-- start --

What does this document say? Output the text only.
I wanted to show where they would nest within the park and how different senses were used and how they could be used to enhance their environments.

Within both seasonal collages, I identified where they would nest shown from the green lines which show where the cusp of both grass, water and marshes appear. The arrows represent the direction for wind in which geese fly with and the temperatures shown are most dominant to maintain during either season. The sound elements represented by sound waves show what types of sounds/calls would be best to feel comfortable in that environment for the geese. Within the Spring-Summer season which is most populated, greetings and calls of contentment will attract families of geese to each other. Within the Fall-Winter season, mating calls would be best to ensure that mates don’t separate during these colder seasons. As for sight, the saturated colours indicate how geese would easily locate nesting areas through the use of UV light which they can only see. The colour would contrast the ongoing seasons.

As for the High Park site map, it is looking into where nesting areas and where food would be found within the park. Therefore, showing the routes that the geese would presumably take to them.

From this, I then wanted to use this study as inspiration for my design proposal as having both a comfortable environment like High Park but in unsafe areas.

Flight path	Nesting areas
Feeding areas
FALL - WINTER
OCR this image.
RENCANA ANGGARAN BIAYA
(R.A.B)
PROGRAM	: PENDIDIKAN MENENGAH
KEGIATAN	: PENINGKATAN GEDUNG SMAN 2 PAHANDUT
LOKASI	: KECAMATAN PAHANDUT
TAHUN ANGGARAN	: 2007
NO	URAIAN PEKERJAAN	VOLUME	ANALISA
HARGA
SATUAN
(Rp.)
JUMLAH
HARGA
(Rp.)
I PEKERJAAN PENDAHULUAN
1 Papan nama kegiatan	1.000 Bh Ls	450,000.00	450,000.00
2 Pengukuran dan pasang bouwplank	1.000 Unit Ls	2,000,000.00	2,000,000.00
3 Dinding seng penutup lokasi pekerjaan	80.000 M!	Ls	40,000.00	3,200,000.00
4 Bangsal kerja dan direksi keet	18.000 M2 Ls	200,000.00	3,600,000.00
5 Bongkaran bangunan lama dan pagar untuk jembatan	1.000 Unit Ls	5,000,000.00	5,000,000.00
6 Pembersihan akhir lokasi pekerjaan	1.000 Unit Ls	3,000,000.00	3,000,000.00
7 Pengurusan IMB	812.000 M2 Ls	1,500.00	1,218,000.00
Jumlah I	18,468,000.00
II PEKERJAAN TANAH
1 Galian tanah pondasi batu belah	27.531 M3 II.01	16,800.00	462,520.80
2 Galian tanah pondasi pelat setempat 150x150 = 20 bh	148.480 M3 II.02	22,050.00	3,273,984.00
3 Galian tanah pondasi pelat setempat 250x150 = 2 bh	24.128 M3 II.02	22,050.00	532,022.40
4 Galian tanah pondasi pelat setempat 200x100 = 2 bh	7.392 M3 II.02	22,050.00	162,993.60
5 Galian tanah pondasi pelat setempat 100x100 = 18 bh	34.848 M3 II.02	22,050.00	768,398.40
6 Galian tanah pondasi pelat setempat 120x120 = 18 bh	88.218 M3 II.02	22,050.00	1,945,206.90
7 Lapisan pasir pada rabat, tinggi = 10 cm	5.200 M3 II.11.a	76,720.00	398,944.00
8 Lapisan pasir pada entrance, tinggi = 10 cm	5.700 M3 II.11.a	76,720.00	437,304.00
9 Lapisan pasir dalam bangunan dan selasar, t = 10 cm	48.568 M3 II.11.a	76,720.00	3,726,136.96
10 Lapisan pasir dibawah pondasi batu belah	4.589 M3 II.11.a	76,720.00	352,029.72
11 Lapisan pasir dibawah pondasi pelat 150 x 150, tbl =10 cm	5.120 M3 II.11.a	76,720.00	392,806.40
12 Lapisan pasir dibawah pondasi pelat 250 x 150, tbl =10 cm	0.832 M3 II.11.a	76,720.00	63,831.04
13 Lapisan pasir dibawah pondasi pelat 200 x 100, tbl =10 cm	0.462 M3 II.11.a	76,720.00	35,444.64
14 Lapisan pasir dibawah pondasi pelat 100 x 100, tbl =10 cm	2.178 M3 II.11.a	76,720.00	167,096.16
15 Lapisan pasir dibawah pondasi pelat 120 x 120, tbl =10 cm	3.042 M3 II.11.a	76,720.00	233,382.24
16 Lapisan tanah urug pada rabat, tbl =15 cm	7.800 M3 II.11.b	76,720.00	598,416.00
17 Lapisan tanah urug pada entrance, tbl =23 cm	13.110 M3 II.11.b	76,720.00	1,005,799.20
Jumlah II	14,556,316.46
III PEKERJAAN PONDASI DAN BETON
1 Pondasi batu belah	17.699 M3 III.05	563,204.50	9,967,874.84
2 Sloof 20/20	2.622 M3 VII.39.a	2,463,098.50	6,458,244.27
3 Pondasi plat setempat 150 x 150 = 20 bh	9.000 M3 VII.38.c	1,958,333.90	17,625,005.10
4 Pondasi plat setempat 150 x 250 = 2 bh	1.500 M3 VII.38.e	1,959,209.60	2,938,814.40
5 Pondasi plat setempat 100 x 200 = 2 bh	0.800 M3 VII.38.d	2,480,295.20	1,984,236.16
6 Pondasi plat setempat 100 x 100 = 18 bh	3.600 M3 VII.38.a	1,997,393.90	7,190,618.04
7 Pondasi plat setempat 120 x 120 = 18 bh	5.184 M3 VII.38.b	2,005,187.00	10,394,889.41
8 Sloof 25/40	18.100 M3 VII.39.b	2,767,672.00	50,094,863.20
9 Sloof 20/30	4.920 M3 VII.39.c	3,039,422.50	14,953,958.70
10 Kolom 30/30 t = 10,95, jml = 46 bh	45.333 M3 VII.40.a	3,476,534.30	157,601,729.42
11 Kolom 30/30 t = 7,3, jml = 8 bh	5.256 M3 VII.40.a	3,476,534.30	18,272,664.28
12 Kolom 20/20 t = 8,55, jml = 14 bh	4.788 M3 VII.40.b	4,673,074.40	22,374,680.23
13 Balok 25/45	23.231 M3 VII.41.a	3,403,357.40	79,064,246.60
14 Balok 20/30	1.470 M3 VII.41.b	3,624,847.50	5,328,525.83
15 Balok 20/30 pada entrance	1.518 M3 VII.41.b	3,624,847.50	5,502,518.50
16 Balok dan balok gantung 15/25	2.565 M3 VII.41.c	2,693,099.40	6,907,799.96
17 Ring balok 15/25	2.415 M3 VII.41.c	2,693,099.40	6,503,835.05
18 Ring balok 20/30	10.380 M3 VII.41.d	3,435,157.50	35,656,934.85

-- end --

▶ [GIVEN INSTRUCTION]: Using the data above, copy each line that contains "entrance".

▶ [COMPLETED TASK]:
8 Lapisan pasir pada entrance, tinggi = 10 cm	5.700 M3 II.11.a	76,720.00	437,304.00
17 Lapisan tanah urug pada entrance, tbl =23 cm	13.110 M3 II.11.b	76,720.00	1,005,799.20
15 Balok 20/30 pada entrance	1.518 M3 VII.41.b	3,624,847.50	5,502,518.50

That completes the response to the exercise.